TASK 1
In the first block of entries, rewrite the lines from the line with "List all visible" to the line with "- data-point: [745, 166, 757, 178]", replacing "data-point" with "plot-marker" and leaving everything else unchanged; leave the pictures out.

[READING PASSAGE start]

The United States and the Vatican: Two Centuries of Alliance and Conflict

by Massimo Franco & translated by Roland Flamini

Pub Date: Jan. 20th, 2009
ISBN: 978-0-385-51893-2
Publisher: Doubleday

Italian journalist Franco reports on the relatively new, developing relationship between the United States and the Holy See.

The two “parallel empires”—one fights with “soft power” and moral suasion, the other with military power and advanced technology—exchanged ambassadors for the first time in 1984, as Pope John Paul II and President Reagan joined forces to bring down “the evil empire.” Before that, relations between America and the Vatican had been fraught, even in colonial times. Many European immigrants fled America to escape persecution for religious beliefs, and efforts to establish a Catholic bulkhead (e.g., in Maryland) were met with hostility by the Protestant majority. John Adams set the tone in 1779 by rejecting the admittance of “an ecclesiastical tyrant” from the Old World. Monsignor Gaetano Bedini’s disastrous visit to the United States in 1853, seen as an assault on the separation of church and state, ended in a near anti-papist rout. The Vatican’s perceived sympathy for the Confederate cause exacerbated anti-Catholic sentiment in America, effectively closing off diplomatic relations until FDR sought help in strategic spying on the Nazis during World War II. The Vatican resolved to align itself with the postwar American power, though the first Catholic president, JFK, wouldn’t touch the subject of establishing diplomatic relations. Finally, with Polish-born Karol Wojtyla at the papal helm, Reagan established a “holy alliance” supporting Lech Walesa and Solidarity in order to bring about a Soviet collapse. Recent pedophile scandals have again strained relations, while papal anxiety that American aggression against terrorism would ignite a “clash of civilizations” has only irritated Washington. Franco closes by examining the “values and new roles” emerging for the Bush administration and the Holy See after the death of John Paul.

[READING PASSAGE end]
[DATA FOR THE TASK start]

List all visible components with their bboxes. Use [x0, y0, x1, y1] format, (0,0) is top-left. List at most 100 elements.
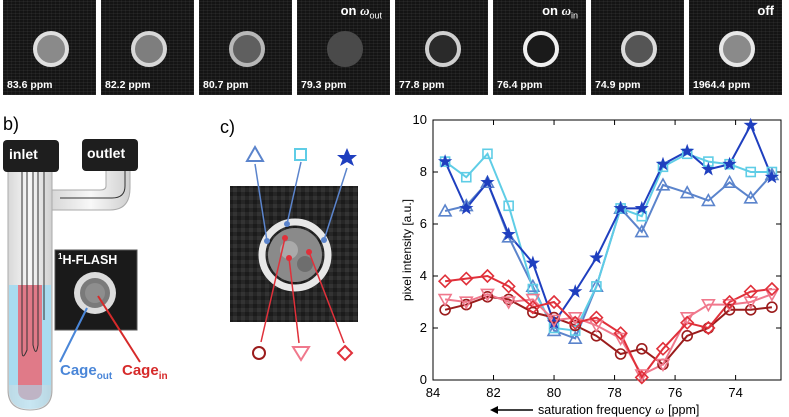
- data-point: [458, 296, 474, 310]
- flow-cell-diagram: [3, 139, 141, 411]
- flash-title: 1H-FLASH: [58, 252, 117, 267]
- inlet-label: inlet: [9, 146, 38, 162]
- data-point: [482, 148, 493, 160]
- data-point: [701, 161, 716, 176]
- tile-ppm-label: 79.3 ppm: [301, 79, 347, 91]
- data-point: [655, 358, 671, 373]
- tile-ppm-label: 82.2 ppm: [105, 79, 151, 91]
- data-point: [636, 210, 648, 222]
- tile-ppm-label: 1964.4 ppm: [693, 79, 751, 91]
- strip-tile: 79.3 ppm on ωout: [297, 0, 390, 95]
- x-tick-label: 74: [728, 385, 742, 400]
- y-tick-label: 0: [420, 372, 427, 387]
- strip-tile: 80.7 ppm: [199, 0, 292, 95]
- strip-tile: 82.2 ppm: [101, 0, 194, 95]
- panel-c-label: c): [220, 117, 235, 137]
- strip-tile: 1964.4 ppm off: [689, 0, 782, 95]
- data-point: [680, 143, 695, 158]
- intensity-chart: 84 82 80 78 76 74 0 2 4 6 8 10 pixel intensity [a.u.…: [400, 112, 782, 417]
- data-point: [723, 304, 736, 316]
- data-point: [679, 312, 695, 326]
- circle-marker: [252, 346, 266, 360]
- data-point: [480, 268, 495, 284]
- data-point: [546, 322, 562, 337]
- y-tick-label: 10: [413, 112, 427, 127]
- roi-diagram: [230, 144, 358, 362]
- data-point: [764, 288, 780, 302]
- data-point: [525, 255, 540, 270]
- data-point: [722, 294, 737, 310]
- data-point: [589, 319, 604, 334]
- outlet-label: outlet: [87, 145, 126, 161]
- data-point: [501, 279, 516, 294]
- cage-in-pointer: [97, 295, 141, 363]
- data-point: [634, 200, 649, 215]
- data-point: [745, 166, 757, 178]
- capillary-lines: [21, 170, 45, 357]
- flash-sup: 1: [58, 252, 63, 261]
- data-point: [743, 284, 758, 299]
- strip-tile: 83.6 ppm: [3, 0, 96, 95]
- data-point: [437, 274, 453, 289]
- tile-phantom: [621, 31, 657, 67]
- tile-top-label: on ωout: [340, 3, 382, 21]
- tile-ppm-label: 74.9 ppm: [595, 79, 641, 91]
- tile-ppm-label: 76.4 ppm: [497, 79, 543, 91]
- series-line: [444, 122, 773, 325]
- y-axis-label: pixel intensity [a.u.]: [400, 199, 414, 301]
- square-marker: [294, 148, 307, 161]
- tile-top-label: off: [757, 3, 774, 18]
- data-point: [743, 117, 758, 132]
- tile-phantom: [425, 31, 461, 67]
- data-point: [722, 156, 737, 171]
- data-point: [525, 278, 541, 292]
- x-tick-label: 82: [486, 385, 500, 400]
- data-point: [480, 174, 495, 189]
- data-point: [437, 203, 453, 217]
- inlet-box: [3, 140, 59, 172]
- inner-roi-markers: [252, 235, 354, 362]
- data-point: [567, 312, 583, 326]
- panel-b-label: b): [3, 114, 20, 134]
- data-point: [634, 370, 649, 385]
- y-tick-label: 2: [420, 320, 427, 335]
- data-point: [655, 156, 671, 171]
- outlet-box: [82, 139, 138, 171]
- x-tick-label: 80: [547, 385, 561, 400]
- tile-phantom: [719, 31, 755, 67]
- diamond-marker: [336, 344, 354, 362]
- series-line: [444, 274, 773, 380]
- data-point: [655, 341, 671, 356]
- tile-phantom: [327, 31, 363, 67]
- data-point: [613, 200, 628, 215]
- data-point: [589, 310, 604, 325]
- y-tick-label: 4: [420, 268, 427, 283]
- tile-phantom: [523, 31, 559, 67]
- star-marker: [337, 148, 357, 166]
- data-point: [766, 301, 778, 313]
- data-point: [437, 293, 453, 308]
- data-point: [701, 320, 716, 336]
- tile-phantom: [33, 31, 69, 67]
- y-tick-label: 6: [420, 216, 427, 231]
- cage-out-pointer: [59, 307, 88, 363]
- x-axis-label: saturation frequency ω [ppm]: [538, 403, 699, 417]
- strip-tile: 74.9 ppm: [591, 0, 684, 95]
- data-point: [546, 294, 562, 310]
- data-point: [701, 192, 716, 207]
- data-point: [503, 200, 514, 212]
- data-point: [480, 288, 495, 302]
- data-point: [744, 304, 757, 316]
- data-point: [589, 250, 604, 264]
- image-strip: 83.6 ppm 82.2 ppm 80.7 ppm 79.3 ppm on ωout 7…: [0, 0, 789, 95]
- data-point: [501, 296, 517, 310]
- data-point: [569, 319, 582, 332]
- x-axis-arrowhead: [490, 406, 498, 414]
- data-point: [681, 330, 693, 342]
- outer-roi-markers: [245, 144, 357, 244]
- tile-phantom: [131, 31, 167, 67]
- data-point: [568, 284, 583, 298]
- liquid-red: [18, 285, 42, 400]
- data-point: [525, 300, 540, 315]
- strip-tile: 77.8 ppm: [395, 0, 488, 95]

[DATA FOR THE TASK end]
[DATA FOR THE TASK start]

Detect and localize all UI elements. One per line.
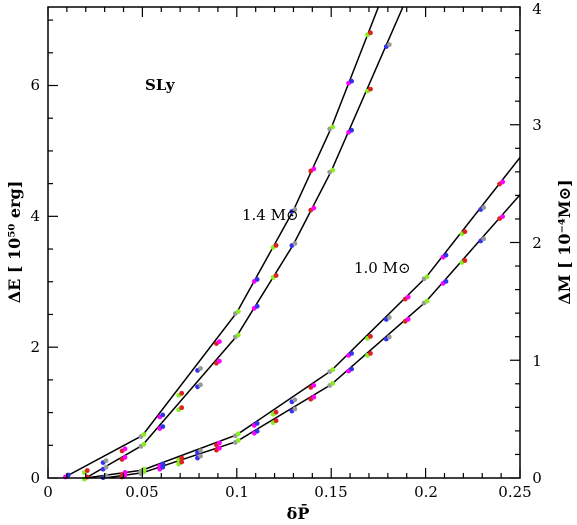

[DATA FOR THE TASK end]

TASK 2
Print the part of the book review from "Pub Date: Jan." to "the Holy See.".

FULL SOLUTION 1
List all visible components with their bboxes. Use [x0, y0, x1, y1] format, (0,0) is top-left. List at most 100 elements.
- plot-marker: [458, 296, 474, 310]
- flow-cell-diagram: [3, 139, 141, 411]
- flash-title: 1H-FLASH: [58, 252, 117, 267]
- inlet-label: inlet: [9, 146, 38, 162]
- plot-marker: [482, 148, 493, 160]
- plot-marker: [701, 161, 716, 176]
- tile-ppm-label: 79.3 ppm: [301, 79, 347, 91]
- plot-marker: [655, 358, 671, 373]
- tile-ppm-label: 82.2 ppm: [105, 79, 151, 91]
- plot-marker: [636, 210, 648, 222]
- tile-ppm-label: 1964.4 ppm: [693, 79, 751, 91]
- strip-tile: 79.3 ppm on ωout: [297, 0, 390, 95]
- x-tick-label: 74: [728, 385, 742, 400]
- y-tick-label: 0: [420, 372, 427, 387]
- strip-tile: 80.7 ppm: [199, 0, 292, 95]
- strip-tile: 82.2 ppm: [101, 0, 194, 95]
- panel-c-label: c): [220, 117, 235, 137]
- strip-tile: 1964.4 ppm off: [689, 0, 782, 95]
- plot-marker: [680, 143, 695, 158]
- intensity-chart: 84 82 80 78 76 74 0 2 4 6 8 10 pixel intensity [a.u.…: [400, 112, 782, 417]
- plot-marker: [723, 304, 736, 316]
- plot-marker: [679, 312, 695, 326]
- circle-marker: [252, 346, 266, 360]
- plot-marker: [480, 268, 495, 284]
- plot-marker: [546, 322, 562, 337]
- y-tick-label: 10: [413, 112, 427, 127]
- roi-diagram: [230, 144, 358, 362]
- plot-marker: [764, 288, 780, 302]
- plot-marker: [525, 255, 540, 270]
- plot-marker: [722, 294, 737, 310]
- plot-marker: [589, 319, 604, 334]
- outlet-label: outlet: [87, 145, 126, 161]
- plot-marker: [501, 279, 516, 294]
- cage-in-pointer: [97, 295, 141, 363]
- plot-marker: [634, 200, 649, 215]
- plot-marker: [745, 166, 757, 178]

FULL SOLUTION 2
Pub Date: Jan. 20th, 2009
ISBN: 978-0-385-51893-2
Publisher: Doubleday

Italian journalist Franco reports on the relatively new, developing relationship between the United States and the Holy See.